Quote all entries exactly, leaving pictures aside.

Dataset listings of figures
□ □ □ □

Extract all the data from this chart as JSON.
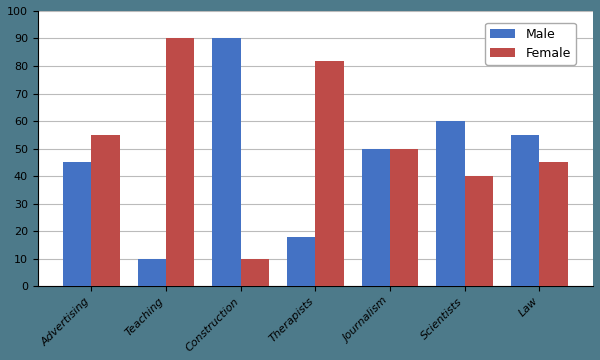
{
  "categories": [
    "Advertising",
    "Teaching",
    "Construction",
    "Therapists",
    "Journalism",
    "Scientists",
    "Law"
  ],
  "male_values": [
    45,
    10,
    90,
    18,
    50,
    60,
    55
  ],
  "female_values": [
    55,
    90,
    10,
    82,
    50,
    40,
    45
  ],
  "male_color": "#4472C4",
  "female_color": "#BE4B48",
  "male_label": "Male",
  "female_label": "Female",
  "ylim": [
    0,
    100
  ],
  "yticks": [
    0,
    10,
    20,
    30,
    40,
    50,
    60,
    70,
    80,
    90,
    100
  ],
  "bar_width": 0.38,
  "figsize": [
    6.0,
    3.6
  ],
  "dpi": 100,
  "grid_color": "#bbbbbb",
  "figure_bg_color": "#4D7A8A",
  "plot_bg_color": "#FFFFFF",
  "legend_fontsize": 9,
  "tick_fontsize": 8,
  "label_fontsize": 8
}
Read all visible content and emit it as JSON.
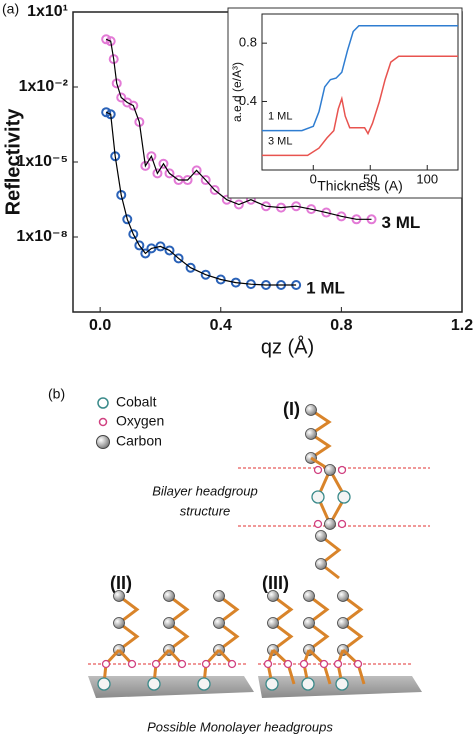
{
  "panel_a_label": "(a)",
  "chart_data": [
    {
      "type": "scatter",
      "x_label": "qz (Å)",
      "y_label": "Reflectivity",
      "yscale": "log",
      "xlim": [
        -0.09,
        1.2
      ],
      "xticks": [
        {
          "value": 0,
          "label": "0.0"
        },
        0.4,
        0.8,
        1.2
      ],
      "ylim": [
        1e-11,
        10
      ],
      "yticks": [
        {
          "value": 10,
          "label": "1x10¹"
        },
        {
          "value": 0.01,
          "label": "1x10⁻²"
        },
        {
          "value": 1e-05,
          "label": "1x10⁻⁵"
        },
        {
          "value": 1e-08,
          "label": "1x10⁻⁸"
        }
      ],
      "fit_color": "#000000",
      "series": [
        {
          "name": "3 ML",
          "color": "#e37ad6",
          "x": [
            0.02,
            0.035,
            0.045,
            0.055,
            0.07,
            0.09,
            0.11,
            0.13,
            0.15,
            0.17,
            0.19,
            0.21,
            0.23,
            0.26,
            0.29,
            0.32,
            0.35,
            0.38,
            0.42,
            0.46,
            0.5,
            0.55,
            0.6,
            0.65,
            0.7,
            0.75,
            0.8,
            0.85,
            0.9
          ],
          "values": [
            0.81,
            0.68,
            0.13,
            0.014,
            0.0038,
            0.0024,
            0.0018,
            0.0004,
            7e-06,
            1.7e-05,
            3.5e-06,
            8.5e-06,
            3.5e-06,
            1.9e-06,
            1.9e-06,
            4.6e-06,
            1.9e-06,
            7.6e-07,
            3.1e-07,
            2e-07,
            3.1e-07,
            1.7e-07,
            1.5e-07,
            1.7e-07,
            1.3e-07,
            9.5e-08,
            6.7e-08,
            5.1e-08,
            5.1e-08
          ]
        },
        {
          "name": "1 ML",
          "color": "#2a62b8",
          "x": [
            0.02,
            0.035,
            0.05,
            0.07,
            0.09,
            0.11,
            0.13,
            0.15,
            0.17,
            0.2,
            0.23,
            0.26,
            0.3,
            0.35,
            0.4,
            0.45,
            0.5,
            0.55,
            0.6,
            0.65
          ],
          "values": [
            0.00098,
            0.00081,
            1.7e-05,
            4.8e-07,
            5.1e-08,
            1.3e-08,
            4.6e-09,
            2.2e-09,
            3.5e-09,
            4.2e-09,
            2.9e-09,
            1.4e-09,
            5.9e-10,
            3.1e-10,
            2e-10,
            1.5e-10,
            1.3e-10,
            1.2e-10,
            1.2e-10,
            1.2e-10
          ]
        }
      ]
    },
    {
      "type": "line",
      "x_label": "Thickness (A)",
      "y_label": "a.e.d (e/A³)",
      "xlim": [
        -45,
        127
      ],
      "xticks": [
        0,
        50,
        100
      ],
      "ylim": [
        -0.07,
        1.0
      ],
      "yticks": [
        0.4,
        0.8
      ],
      "series": [
        {
          "name": "1 ML",
          "color": "#2f7dd1",
          "x": [
            -45,
            -10,
            0,
            5,
            10,
            15,
            20,
            25,
            30,
            35,
            40,
            50,
            127
          ],
          "values": [
            0.2,
            0.2,
            0.23,
            0.33,
            0.5,
            0.55,
            0.56,
            0.6,
            0.75,
            0.88,
            0.92,
            0.92,
            0.92
          ]
        },
        {
          "name": "3 ML",
          "color": "#e8534f",
          "x": [
            -45,
            -5,
            5,
            12,
            18,
            22,
            25,
            28,
            32,
            45,
            48,
            52,
            58,
            63,
            68,
            75,
            127
          ],
          "values": [
            0.03,
            0.03,
            0.08,
            0.15,
            0.2,
            0.35,
            0.42,
            0.3,
            0.22,
            0.22,
            0.18,
            0.25,
            0.4,
            0.55,
            0.67,
            0.71,
            0.71
          ]
        }
      ]
    }
  ],
  "panel_b": {
    "label": "(b)",
    "legend": [
      "Cobalt",
      "Oxygen",
      "Carbon"
    ],
    "structures": [
      "(I)",
      "(II)",
      "(III)"
    ],
    "bilayer_caption": [
      "Bilayer headgroup",
      "structure"
    ],
    "monolayer_caption": "Possible Monolayer headgroups"
  }
}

□ □ □ □

:: The result ::
Extract all the data from this chart as JSON.
{
  "categories": [
    "Advertising",
    "Teaching",
    "Construction",
    "Therapists",
    "Journalism",
    "Scientists",
    "Law"
  ],
  "male_values": [
    45,
    10,
    90,
    18,
    50,
    60,
    55
  ],
  "female_values": [
    55,
    90,
    10,
    82,
    50,
    40,
    45
  ],
  "male_color": "#4472C4",
  "female_color": "#BE4B48",
  "male_label": "Male",
  "female_label": "Female",
  "ylim": [
    0,
    100
  ],
  "yticks": [
    0,
    10,
    20,
    30,
    40,
    50,
    60,
    70,
    80,
    90,
    100
  ],
  "bar_width": 0.38,
  "figsize": [
    6.0,
    3.6
  ],
  "dpi": 100,
  "grid_color": "#bbbbbb",
  "figure_bg_color": "#4D7A8A",
  "plot_bg_color": "#FFFFFF",
  "legend_fontsize": 9,
  "tick_fontsize": 8,
  "label_fontsize": 8
}
Read all visible content and emit it as JSON.
{
  "panel_a_label": "(a)",
  "chart_data": [
    {
      "type": "scatter",
      "x_label": "qz (Å)",
      "y_label": "Reflectivity",
      "yscale": "log",
      "xlim": [
        -0.09,
        1.2
      ],
      "xticks": [
        {
          "value": 0,
          "label": "0.0"
        },
        0.4,
        0.8,
        1.2
      ],
      "ylim": [
        1e-11,
        10
      ],
      "yticks": [
        {
          "value": 10,
          "label": "1x10¹"
        },
        {
          "value": 0.01,
          "label": "1x10⁻²"
        },
        {
          "value": 1e-05,
          "label": "1x10⁻⁵"
        },
        {
          "value": 1e-08,
          "label": "1x10⁻⁸"
        }
      ],
      "fit_color": "#000000",
      "series": [
        {
          "name": "3 ML",
          "color": "#e37ad6",
          "x": [
            0.02,
            0.035,
            0.045,
            0.055,
            0.07,
            0.09,
            0.11,
            0.13,
            0.15,
            0.17,
            0.19,
            0.21,
            0.23,
            0.26,
            0.29,
            0.32,
            0.35,
            0.38,
            0.42,
            0.46,
            0.5,
            0.55,
            0.6,
            0.65,
            0.7,
            0.75,
            0.8,
            0.85,
            0.9
          ],
          "values": [
            0.81,
            0.68,
            0.13,
            0.014,
            0.0038,
            0.0024,
            0.0018,
            0.0004,
            7e-06,
            1.7e-05,
            3.5e-06,
            8.5e-06,
            3.5e-06,
            1.9e-06,
            1.9e-06,
            4.6e-06,
            1.9e-06,
            7.6e-07,
            3.1e-07,
            2e-07,
            3.1e-07,
            1.7e-07,
            1.5e-07,
            1.7e-07,
            1.3e-07,
            9.5e-08,
            6.7e-08,
            5.1e-08,
            5.1e-08
          ]
        },
        {
          "name": "1 ML",
          "color": "#2a62b8",
          "x": [
            0.02,
            0.035,
            0.05,
            0.07,
            0.09,
            0.11,
            0.13,
            0.15,
            0.17,
            0.2,
            0.23,
            0.26,
            0.3,
            0.35,
            0.4,
            0.45,
            0.5,
            0.55,
            0.6,
            0.65
          ],
          "values": [
            0.00098,
            0.00081,
            1.7e-05,
            4.8e-07,
            5.1e-08,
            1.3e-08,
            4.6e-09,
            2.2e-09,
            3.5e-09,
            4.2e-09,
            2.9e-09,
            1.4e-09,
            5.9e-10,
            3.1e-10,
            2e-10,
            1.5e-10,
            1.3e-10,
            1.2e-10,
            1.2e-10,
            1.2e-10
          ]
        }
      ]
    },
    {
      "type": "line",
      "x_label": "Thickness (A)",
      "y_label": "a.e.d (e/A³)",
      "xlim": [
        -45,
        127
      ],
      "xticks": [
        0,
        50,
        100
      ],
      "ylim": [
        -0.07,
        1.0
      ],
      "yticks": [
        0.4,
        0.8
      ],
      "series": [
        {
          "name": "1 ML",
          "color": "#2f7dd1",
          "x": [
            -45,
            -10,
            0,
            5,
            10,
            15,
            20,
            25,
            30,
            35,
            40,
            50,
            127
          ],
          "values": [
            0.2,
            0.2,
            0.23,
            0.33,
            0.5,
            0.55,
            0.56,
            0.6,
            0.75,
            0.88,
            0.92,
            0.92,
            0.92
          ]
        },
        {
          "name": "3 ML",
          "color": "#e8534f",
          "x": [
            -45,
            -5,
            5,
            12,
            18,
            22,
            25,
            28,
            32,
            45,
            48,
            52,
            58,
            63,
            68,
            75,
            127
          ],
          "values": [
            0.03,
            0.03,
            0.08,
            0.15,
            0.2,
            0.35,
            0.42,
            0.3,
            0.22,
            0.22,
            0.18,
            0.25,
            0.4,
            0.55,
            0.67,
            0.71,
            0.71
          ]
        }
      ]
    }
  ],
  "panel_b": {
    "label": "(b)",
    "legend": [
      "Cobalt",
      "Oxygen",
      "Carbon"
    ],
    "structures": [
      "(I)",
      "(II)",
      "(III)"
    ],
    "bilayer_caption": [
      "Bilayer headgroup",
      "structure"
    ],
    "monolayer_caption": "Possible Monolayer headgroups"
  }
}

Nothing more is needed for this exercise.